## DIRECTION
Your task is to tally the lines of the listing containing the word "三好学生" and report the figure alone.

## DATA SUPPLIED
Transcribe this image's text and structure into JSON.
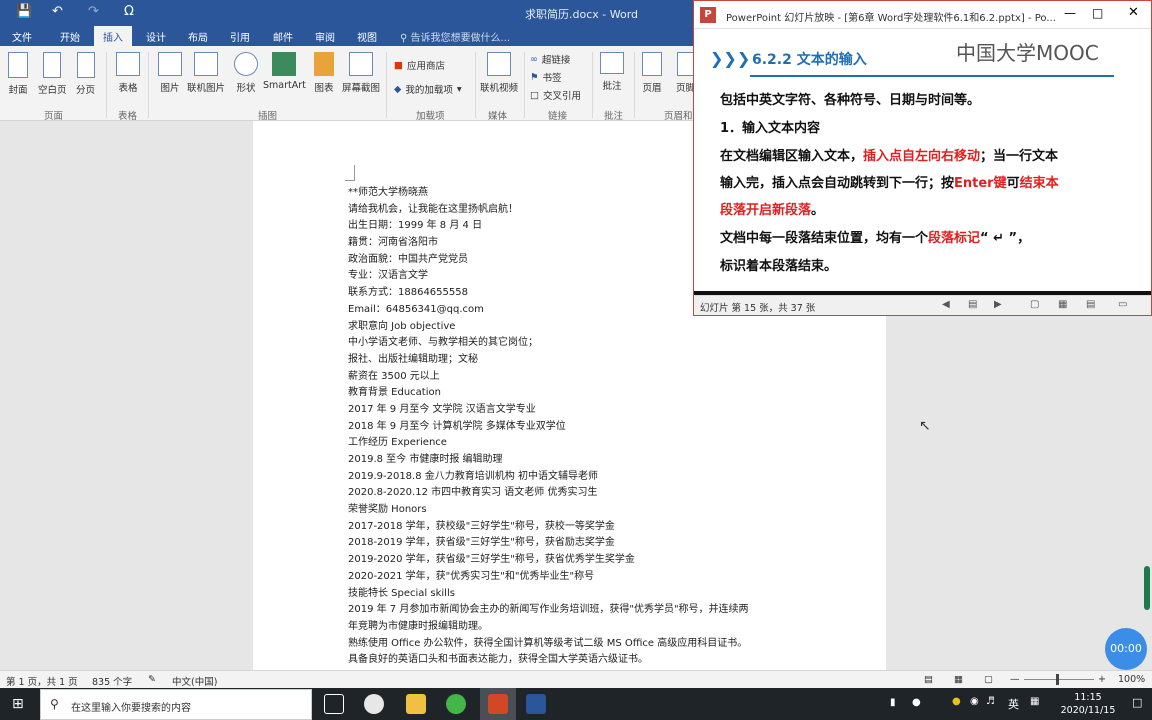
{
  "word": {
    "doc_title": "求职简历.docx - Word",
    "tabs": [
      "文件",
      "开始",
      "插入",
      "设计",
      "布局",
      "引用",
      "邮件",
      "审阅",
      "视图"
    ],
    "active_tab": "插入",
    "tell_me": "告诉我您想要做什么...",
    "ribbon": {
      "cover": "封面",
      "blank_page": "空白页",
      "page_break": "分页",
      "table": "表格",
      "picture": "图片",
      "online_picture": "联机图片",
      "shapes": "形状",
      "smartart": "SmartArt",
      "chart": "图表",
      "screenshot": "屏幕截图",
      "app_store": "应用商店",
      "my_addins": "我的加载项",
      "online_video": "联机视频",
      "hyperlink": "超链接",
      "bookmark": "书签",
      "cross_ref": "交叉引用",
      "comment": "批注",
      "header": "页眉",
      "footer": "页脚"
    },
    "groups": {
      "pages": "页面",
      "tables": "表格",
      "illustrations": "插图",
      "addins": "加载项",
      "media": "媒体",
      "links": "链接",
      "comments": "批注",
      "header_footer": "页眉和"
    },
    "doc_lines": [
      "**师范大学杨晓燕",
      "请给我机会，让我能在这里扬帆启航！",
      "出生日期：1999 年 8 月 4 日",
      "籍贯：河南省洛阳市",
      "政治面貌：中国共产党党员",
      "专业：汉语言文学",
      "联系方式：18864655558",
      "Email：64856341@qq.com",
      "求职意向 Job objective",
      "中小学语文老师、与教学相关的其它岗位；",
      "报社、出版社编辑助理；文秘",
      "薪资在 3500 元以上",
      "教育背景 Education",
      "2017 年 9 月至今 文学院 汉语言文学专业",
      "2018 年 9 月至今 计算机学院 多媒体专业双学位",
      "工作经历 Experience",
      "2019.8 至今 市健康时报 编辑助理",
      "2019.9-2018.8 金八力教育培训机构 初中语文辅导老师",
      "2020.8-2020.12 市四中教育实习 语文老师 优秀实习生",
      "荣誉奖励 Honors",
      "2017-2018 学年，获校级\"三好学生\"称号，获校一等奖学金",
      "2018-2019 学年，获省级\"三好学生\"称号，获省励志奖学金",
      "2019-2020 学年，获省级\"三好学生\"称号，获省优秀学生奖学金",
      "2020-2021 学年，获\"优秀实习生\"和\"优秀毕业生\"称号",
      "技能特长 Special skills",
      "2019 年 7 月参加市新闻协会主办的新闻写作业务培训班，获得\"优秀学员\"称号，并连续两",
      "年竞聘为市健康时报编辑助理。",
      "熟练使用 Office 办公软件，获得全国计算机等级考试二级 MS Office 高级应用科目证书。",
      "具备良好的英语口头和书面表达能力，获得全国大学英语六级证书。"
    ],
    "status": {
      "page": "第 1 页，共 1 页",
      "words": "835 个字",
      "lang": "中文(中国)",
      "zoom": "100%"
    }
  },
  "ppt": {
    "window_title": "PowerPoint 幻灯片放映 - [第6章 Word字处理软件6.1和6.2.pptx] - Po...",
    "slide_heading": "6.2.2  文本的输入",
    "mooc": "中国大学MOOC",
    "line1": "包括中英文字符、各种符号、日期与时间等。",
    "line2": "1．输入文本内容",
    "line3a": "在文档编辑区输入文本，",
    "line3b": "插入点自左向右移动",
    "line3c": "；当一行文本",
    "line4a": "输入完，插入点会自动跳转到下一行；按",
    "line4b": "Enter键",
    "line4c": "可",
    "line4d": "结束本",
    "line5": "段落开启新段落",
    "line5b": "。",
    "line6a": "文档中每一段落结束位置，均有一个",
    "line6b": "段落标记",
    "line6c": "“  ↵  ”，",
    "line7": "标识着本段落结束。",
    "slide_status": "幻灯片 第 15 张，共 37 张"
  },
  "taskbar": {
    "search_placeholder": "在这里输入你要搜索的内容",
    "time": "11:15",
    "date": "2020/11/15",
    "ime": "英"
  },
  "timer": "00:00"
}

## RESPONSE FOR THIS EXERCISE
3